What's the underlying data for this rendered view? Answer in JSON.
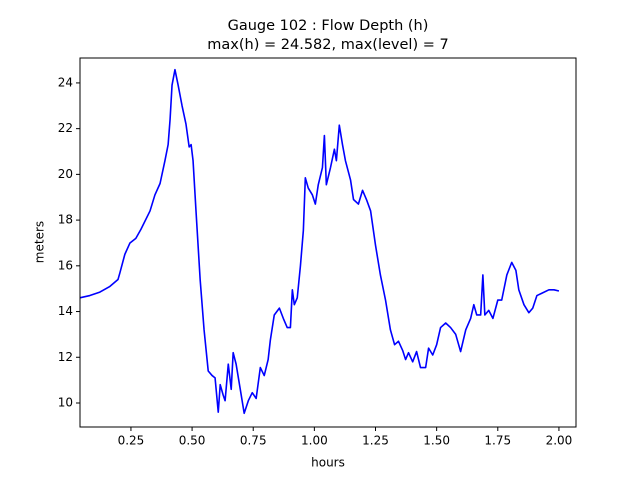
{
  "chart_data": {
    "type": "line",
    "title": "Gauge 102 : Flow Depth (h)",
    "subtitle": "max(h) =  24.582,    max(level) = 7",
    "x_label": "hours",
    "y_label": "meters",
    "xlim": [
      0.0417,
      2.0698
    ],
    "ylim": [
      8.95,
      25.09
    ],
    "xticks": [
      0.25,
      {
        "value": 0.5,
        "label": "0.50"
      },
      0.75,
      {
        "value": 1,
        "label": "1.00"
      },
      1.25,
      {
        "value": 1.5,
        "label": "1.50"
      },
      1.75,
      {
        "value": 2,
        "label": "2.00"
      }
    ],
    "yticks": [
      10,
      12,
      14,
      16,
      18,
      20,
      22,
      24
    ],
    "grid": false,
    "x": [
      0.041,
      0.082,
      0.123,
      0.164,
      0.197,
      0.205,
      0.225,
      0.246,
      0.27,
      0.291,
      0.328,
      0.348,
      0.369,
      0.389,
      0.402,
      0.41,
      0.418,
      0.43,
      0.443,
      0.459,
      0.475,
      0.488,
      0.496,
      0.504,
      0.516,
      0.533,
      0.549,
      0.566,
      0.582,
      0.594,
      0.607,
      0.615,
      0.627,
      0.635,
      0.648,
      0.66,
      0.668,
      0.68,
      0.697,
      0.713,
      0.73,
      0.746,
      0.762,
      0.779,
      0.795,
      0.811,
      0.82,
      0.836,
      0.857,
      0.873,
      0.889,
      0.902,
      0.91,
      0.918,
      0.93,
      0.943,
      0.955,
      0.963,
      0.975,
      0.992,
      1.004,
      1.016,
      1.033,
      1.041,
      1.049,
      1.066,
      1.082,
      1.09,
      1.102,
      1.115,
      1.127,
      1.148,
      1.16,
      1.18,
      1.197,
      1.213,
      1.23,
      1.25,
      1.27,
      1.291,
      1.311,
      1.328,
      1.344,
      1.361,
      1.373,
      1.385,
      1.402,
      1.418,
      1.434,
      1.455,
      1.467,
      1.484,
      1.5,
      1.516,
      1.537,
      1.557,
      1.578,
      1.598,
      1.619,
      1.639,
      1.652,
      1.664,
      1.68,
      1.689,
      1.697,
      1.713,
      1.73,
      1.75,
      1.766,
      1.787,
      1.807,
      1.824,
      1.836,
      1.857,
      1.877,
      1.893,
      1.91,
      1.93,
      1.959,
      1.98,
      2.0
    ],
    "series": [
      {
        "color": "#0000ff",
        "values": [
          14.6,
          14.7,
          14.85,
          15.1,
          15.4,
          15.7,
          16.5,
          17.0,
          17.2,
          17.6,
          18.4,
          19.1,
          19.6,
          20.6,
          21.3,
          22.4,
          23.9,
          24.58,
          23.9,
          23.0,
          22.2,
          21.2,
          21.3,
          20.6,
          18.4,
          15.4,
          13.2,
          11.4,
          11.2,
          11.1,
          9.6,
          10.8,
          10.35,
          10.1,
          11.7,
          10.6,
          12.2,
          11.7,
          10.6,
          9.55,
          10.1,
          10.45,
          10.2,
          11.55,
          11.2,
          11.9,
          12.75,
          13.85,
          14.15,
          13.7,
          13.3,
          13.3,
          14.95,
          14.3,
          14.6,
          16.0,
          17.55,
          19.85,
          19.4,
          19.1,
          18.7,
          19.55,
          20.3,
          21.7,
          19.55,
          20.3,
          21.1,
          20.6,
          22.15,
          21.3,
          20.6,
          19.75,
          18.9,
          18.7,
          19.3,
          18.9,
          18.4,
          16.9,
          15.6,
          14.5,
          13.2,
          12.55,
          12.7,
          12.3,
          11.9,
          12.2,
          11.8,
          12.25,
          11.55,
          11.55,
          12.4,
          12.1,
          12.55,
          13.3,
          13.5,
          13.3,
          13.0,
          12.25,
          13.2,
          13.7,
          14.3,
          13.85,
          13.85,
          15.6,
          13.85,
          14.05,
          13.7,
          14.5,
          14.5,
          15.6,
          16.15,
          15.8,
          14.95,
          14.3,
          13.95,
          14.15,
          14.7,
          14.8,
          14.95,
          14.95,
          14.9
        ]
      }
    ]
  }
}
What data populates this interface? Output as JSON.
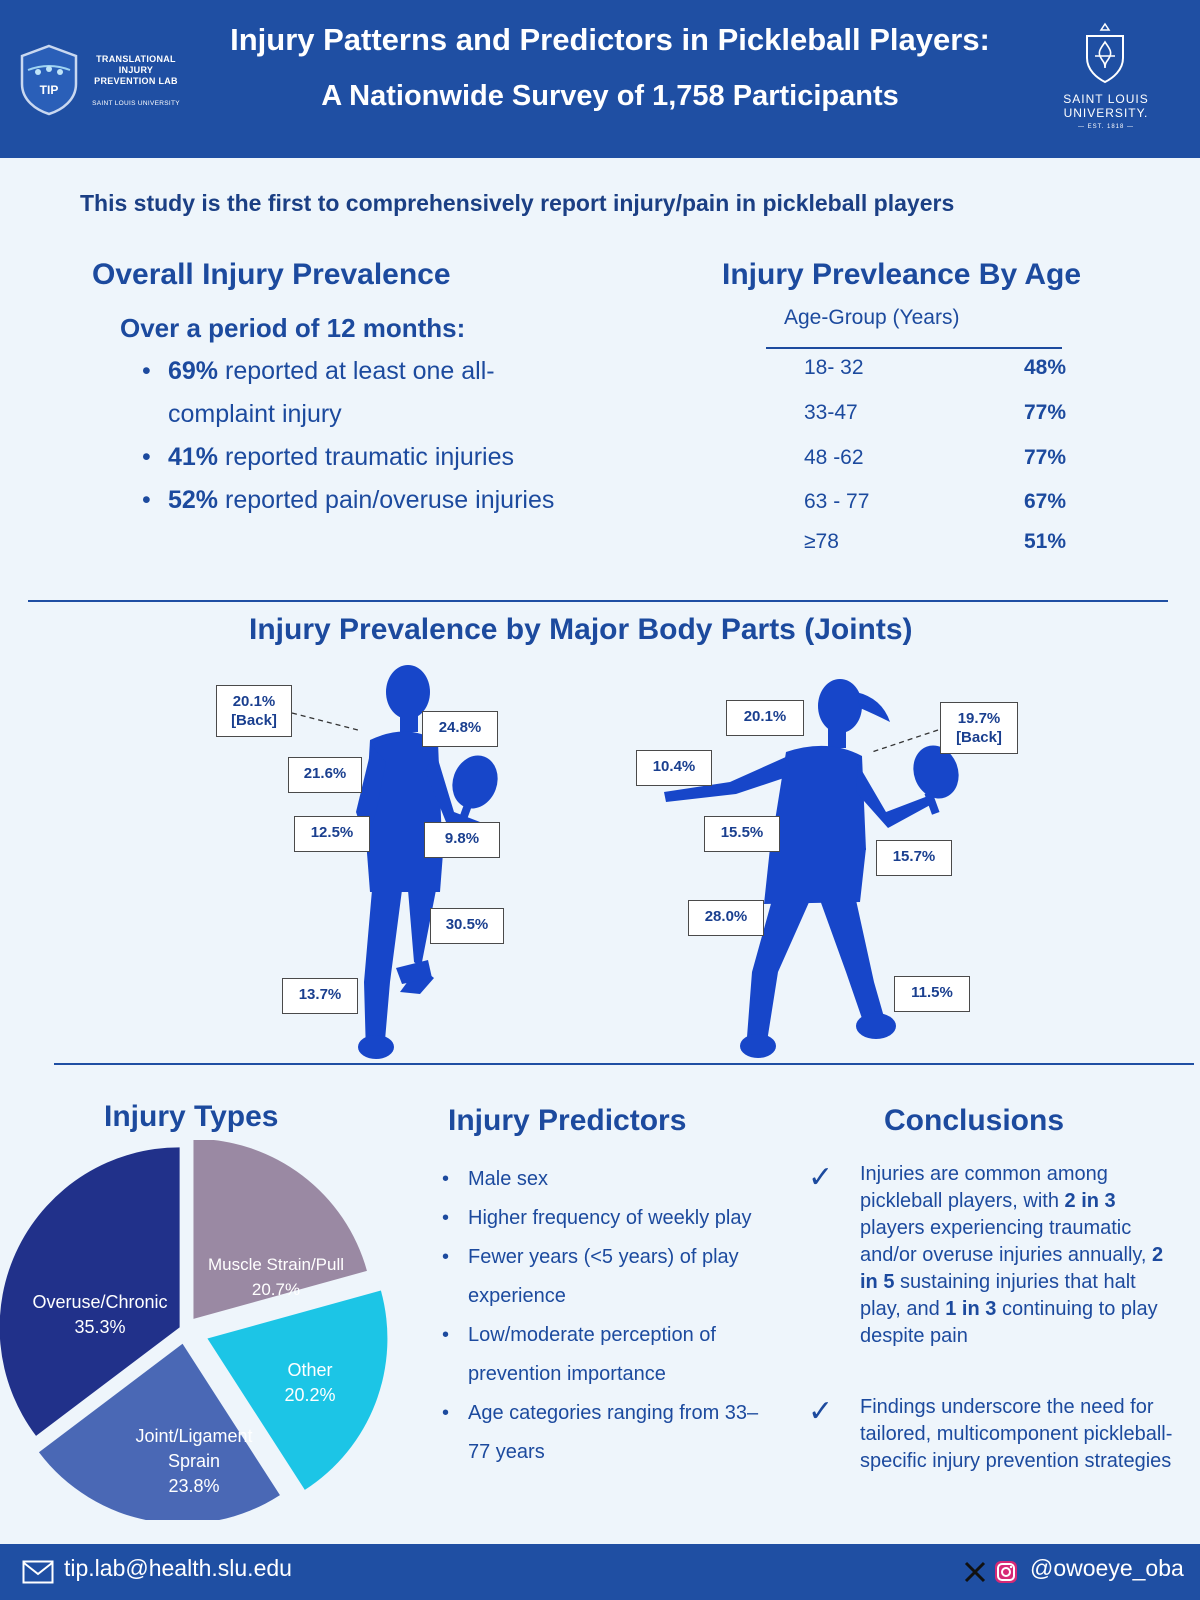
{
  "header": {
    "tip_logo_text": "TIP",
    "tip_name_line1": "TRANSLATIONAL",
    "tip_name_line2": "INJURY",
    "tip_name_line3": "PREVENTION LAB",
    "tip_sub": "SAINT LOUIS UNIVERSITY",
    "title_line1": "Injury Patterns and Predictors in Pickleball Players:",
    "title_line2": "A Nationwide Survey of 1,758 Participants",
    "slu_name_line1": "SAINT LOUIS",
    "slu_name_line2": "UNIVERSITY.",
    "slu_est": "EST. 1818"
  },
  "subtitle": "This study is the first to comprehensively report injury/pain in pickleball players",
  "overall": {
    "title": "Overall Injury Prevalence",
    "period": "Over a period of 12 months:",
    "items": [
      {
        "value": "69%",
        "text": "reported at least one all-complaint injury"
      },
      {
        "value": "41%",
        "text": "reported traumatic injuries"
      },
      {
        "value": "52%",
        "text": "reported pain/overuse injuries"
      }
    ]
  },
  "by_age": {
    "title": "Injury Prevleance By Age",
    "header": "Age-Group (Years)",
    "rows": [
      {
        "group": "18- 32",
        "pct": "48%"
      },
      {
        "group": "33-47",
        "pct": "77%"
      },
      {
        "group": "48 -62",
        "pct": "77%"
      },
      {
        "group": "63 - 77",
        "pct": "67%"
      },
      {
        "group": "≥78",
        "pct": "51%"
      }
    ]
  },
  "body_parts": {
    "title": "Injury Prevalence by Major Body Parts (Joints)",
    "male": {
      "back_pct": "20.1%",
      "back_label": "[Back]",
      "labels": [
        "24.8%",
        "21.6%",
        "12.5%",
        "9.8%",
        "30.5%",
        "13.7%"
      ]
    },
    "female": {
      "back_pct": "19.7%",
      "back_label": "[Back]",
      "labels": [
        "20.1%",
        "10.4%",
        "15.5%",
        "15.7%",
        "28.0%",
        "11.5%"
      ]
    }
  },
  "injury_types": {
    "title": "Injury Types",
    "colors": {
      "overuse": "#21318a",
      "muscle": "#9a89a3",
      "other": "#1cc5e6",
      "joint": "#4a68b5"
    },
    "labels": {
      "overuse_name": "Overuse/Chronic",
      "overuse_pct": "35.3%",
      "muscle_name": "Muscle Strain/Pull",
      "muscle_pct": "20.7%",
      "other_name": "Other",
      "other_pct": "20.2%",
      "joint_name_1": "Joint/Ligament",
      "joint_name_2": "Sprain",
      "joint_pct": "23.8%"
    }
  },
  "chart_data": {
    "type": "pie",
    "title": "Injury Types",
    "categories": [
      "Overuse/Chronic",
      "Muscle Strain/Pull",
      "Other",
      "Joint/Ligament Sprain"
    ],
    "values": [
      35.3,
      20.7,
      20.2,
      23.8
    ]
  },
  "predictors": {
    "title": "Injury Predictors",
    "items": [
      "Male sex",
      "Higher frequency of weekly play",
      "Fewer years (<5 years) of play experience",
      "Low/moderate perception of prevention importance",
      "Age categories ranging from 33–77 years"
    ]
  },
  "conclusions": {
    "title": "Conclusions",
    "c1_a": "Injuries are common among pickleball players, with ",
    "c1_b": "2 in 3",
    "c1_c": " players experiencing traumatic and/or overuse injuries annually, ",
    "c1_d": "2 in 5",
    "c1_e": " sustaining injuries that halt play, and ",
    "c1_f": "1 in 3",
    "c1_g": " continuing to play despite pain",
    "c2": "Findings underscore the need for tailored, multicomponent pickleball-specific injury prevention strategies"
  },
  "footer": {
    "email": "tip.lab@health.slu.edu",
    "handle": "@owoeye_oba"
  }
}
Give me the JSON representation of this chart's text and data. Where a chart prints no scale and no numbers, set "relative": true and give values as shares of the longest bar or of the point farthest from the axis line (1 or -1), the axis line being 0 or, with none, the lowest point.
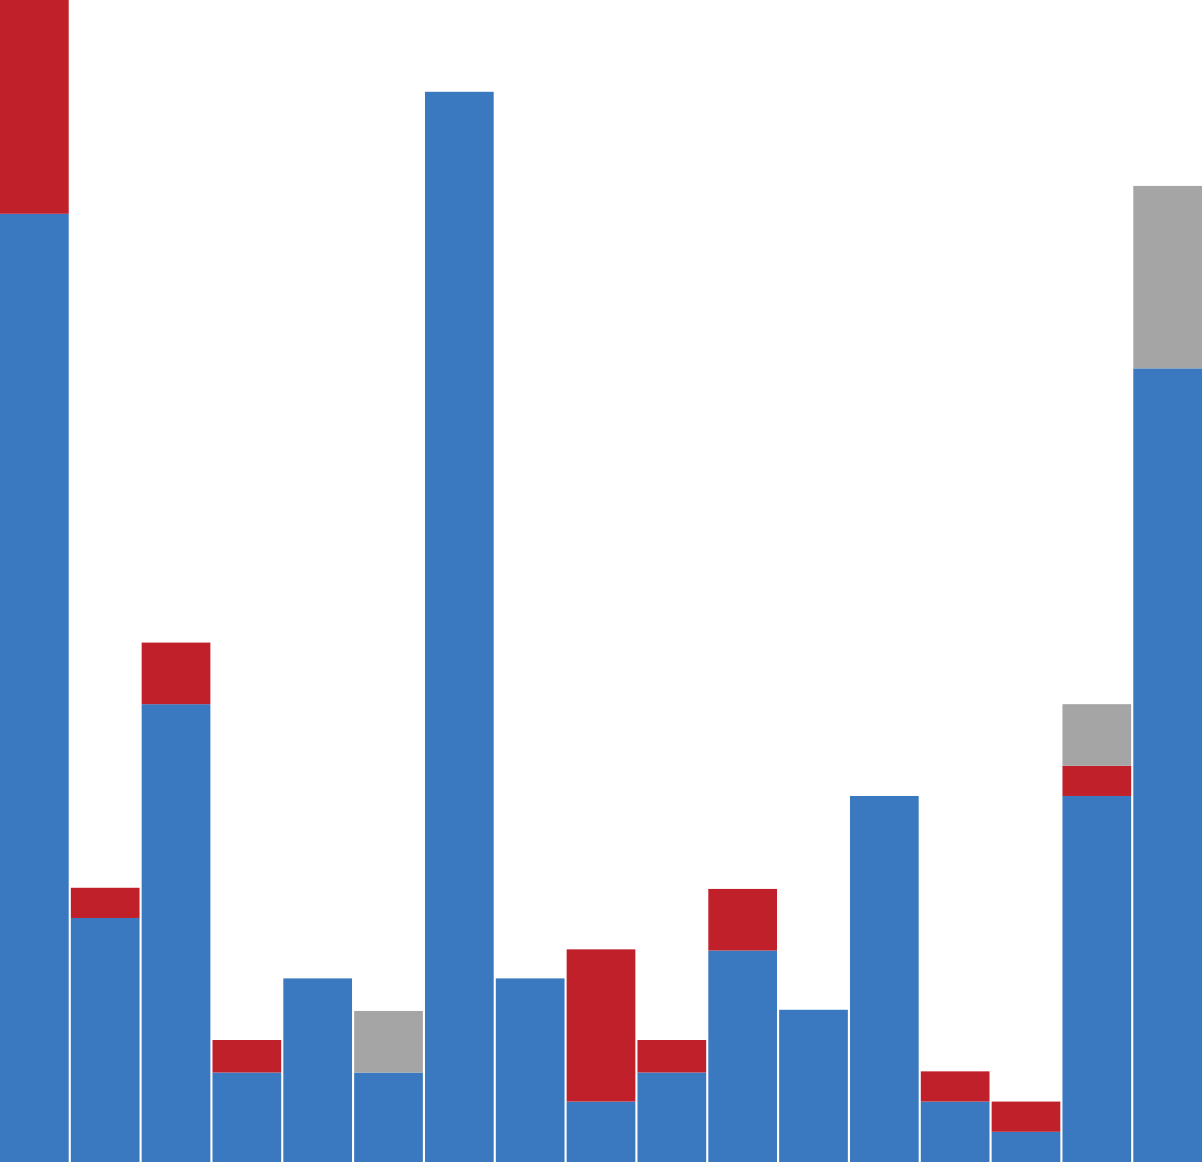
{
  "chart_data": {
    "type": "bar",
    "stacked": true,
    "relative": true,
    "categories": [
      null,
      null,
      null,
      null,
      null,
      null,
      null,
      null,
      null,
      null,
      null,
      null,
      null,
      null,
      null,
      null,
      null
    ],
    "series": [
      {
        "color": "#3a78bf",
        "values": [
          0.816,
          0.21,
          0.394,
          0.077,
          0.158,
          0.077,
          0.921,
          0.158,
          0.052,
          0.077,
          0.182,
          0.131,
          0.315,
          0.052,
          0.026,
          0.315,
          0.683
        ]
      },
      {
        "color": "#c0202a",
        "values": [
          0.184,
          0.026,
          0.053,
          0.028,
          0,
          0,
          0,
          0,
          0.131,
          0.028,
          0.053,
          0,
          0,
          0.026,
          0.026,
          0.026,
          0
        ]
      },
      {
        "color": "#a6a5a5",
        "values": [
          0,
          0,
          0,
          0,
          0,
          0.053,
          0,
          0,
          0,
          0,
          0,
          0,
          0,
          0,
          0,
          0.053,
          0.157
        ]
      }
    ]
  }
}
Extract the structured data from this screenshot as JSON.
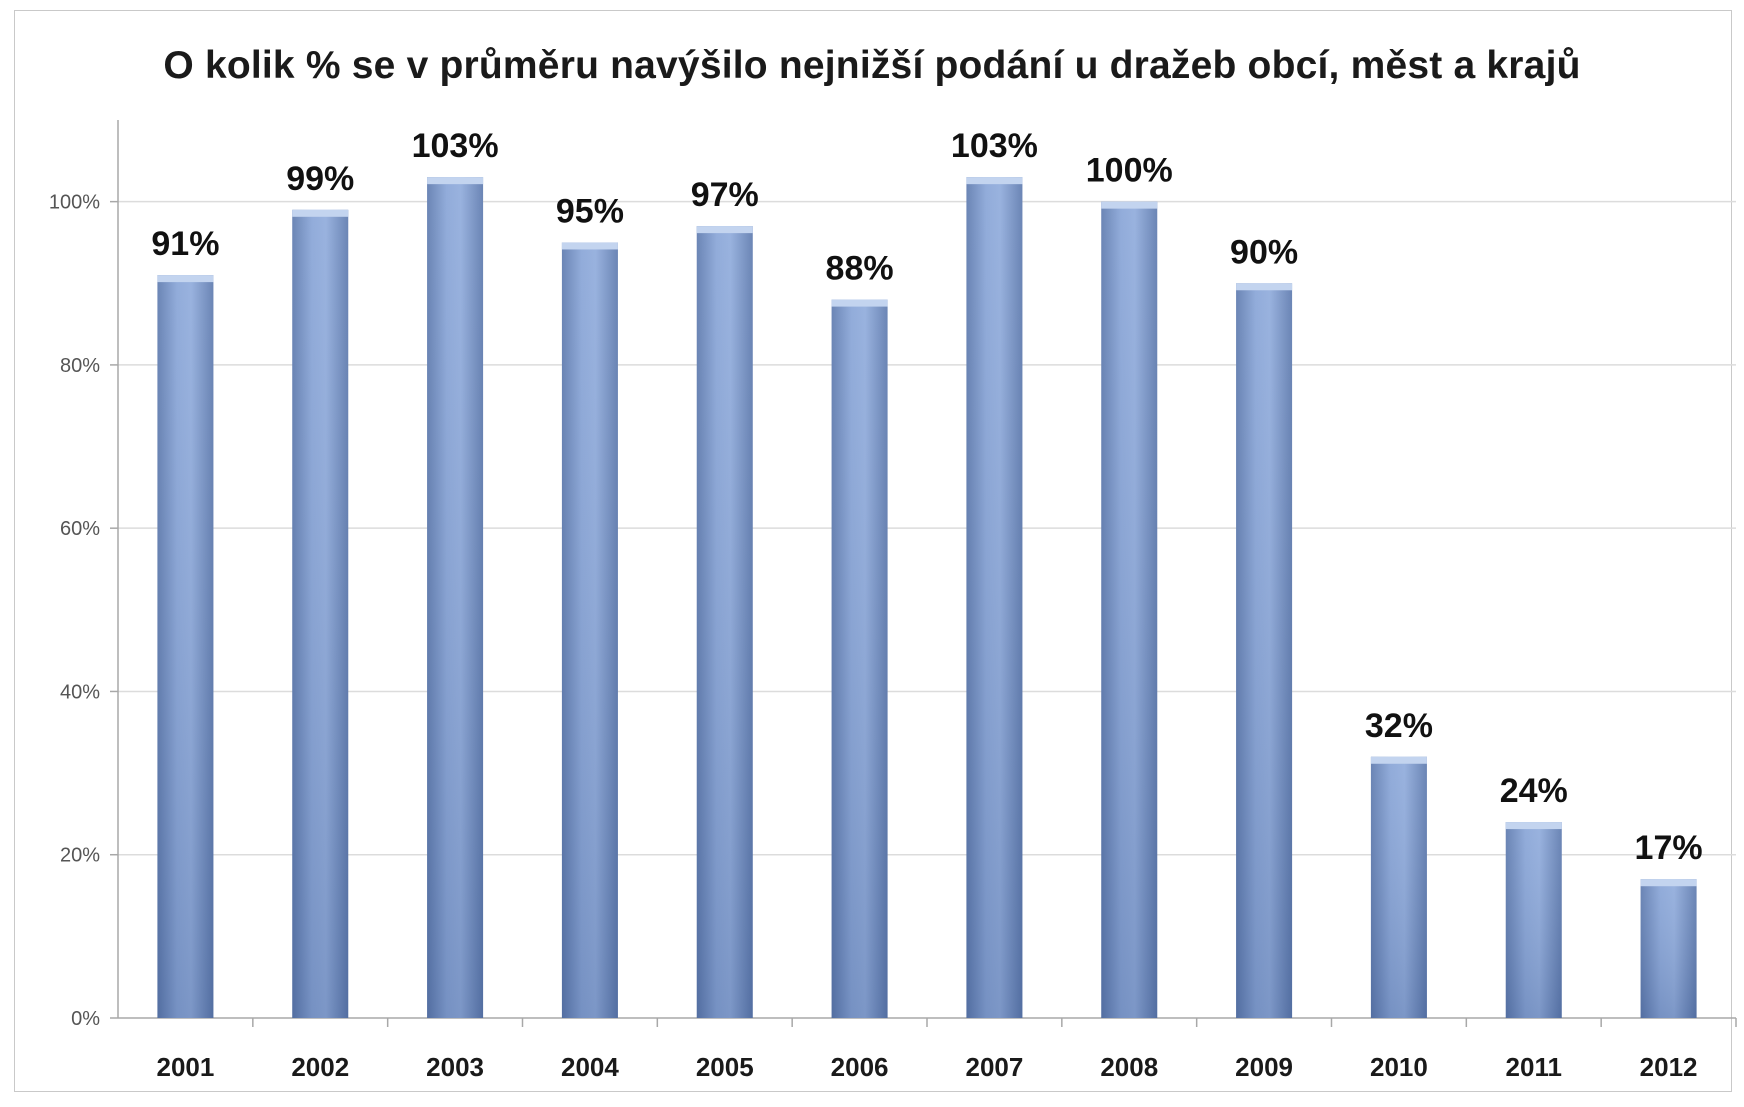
{
  "chart_data": {
    "type": "bar",
    "title": "O kolik % se v průměru navýšilo nejnižší podání u dražeb obcí, měst a krajů",
    "xlabel": "",
    "ylabel": "",
    "categories": [
      "2001",
      "2002",
      "2003",
      "2004",
      "2005",
      "2006",
      "2007",
      "2008",
      "2009",
      "2010",
      "2011",
      "2012"
    ],
    "values": [
      91,
      99,
      103,
      95,
      97,
      88,
      103,
      100,
      90,
      32,
      24,
      17
    ],
    "data_labels": [
      "91%",
      "99%",
      "103%",
      "95%",
      "97%",
      "88%",
      "103%",
      "100%",
      "90%",
      "32%",
      "24%",
      "17%"
    ],
    "ylim": [
      0,
      110
    ],
    "yticks": [
      0,
      20,
      40,
      60,
      80,
      100
    ],
    "ytick_labels": [
      "0%",
      "20%",
      "40%",
      "60%",
      "80%",
      "100%"
    ],
    "grid": true,
    "legend": "none",
    "colors": {
      "bar_light": "#9fb9e3",
      "bar_dark": "#5f7db5",
      "grid": "#dcdcdc",
      "axis": "#a8a8a8"
    }
  }
}
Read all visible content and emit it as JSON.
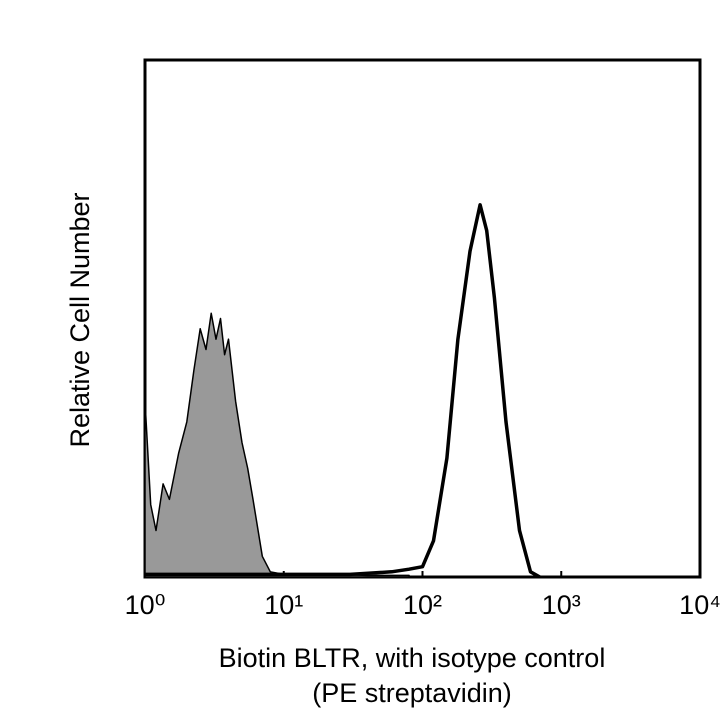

> _TASK REQUIREMENTS_: Select all lines in the listing that include the word "pain".

> _EXERCISE ANSWER_:
  "subtitle": "This study is the first to comprehensively report injury/pain in pickleball players",
        "text": "reported pain/overuse injuries"
    "c1_g": " continuing to play despite pain",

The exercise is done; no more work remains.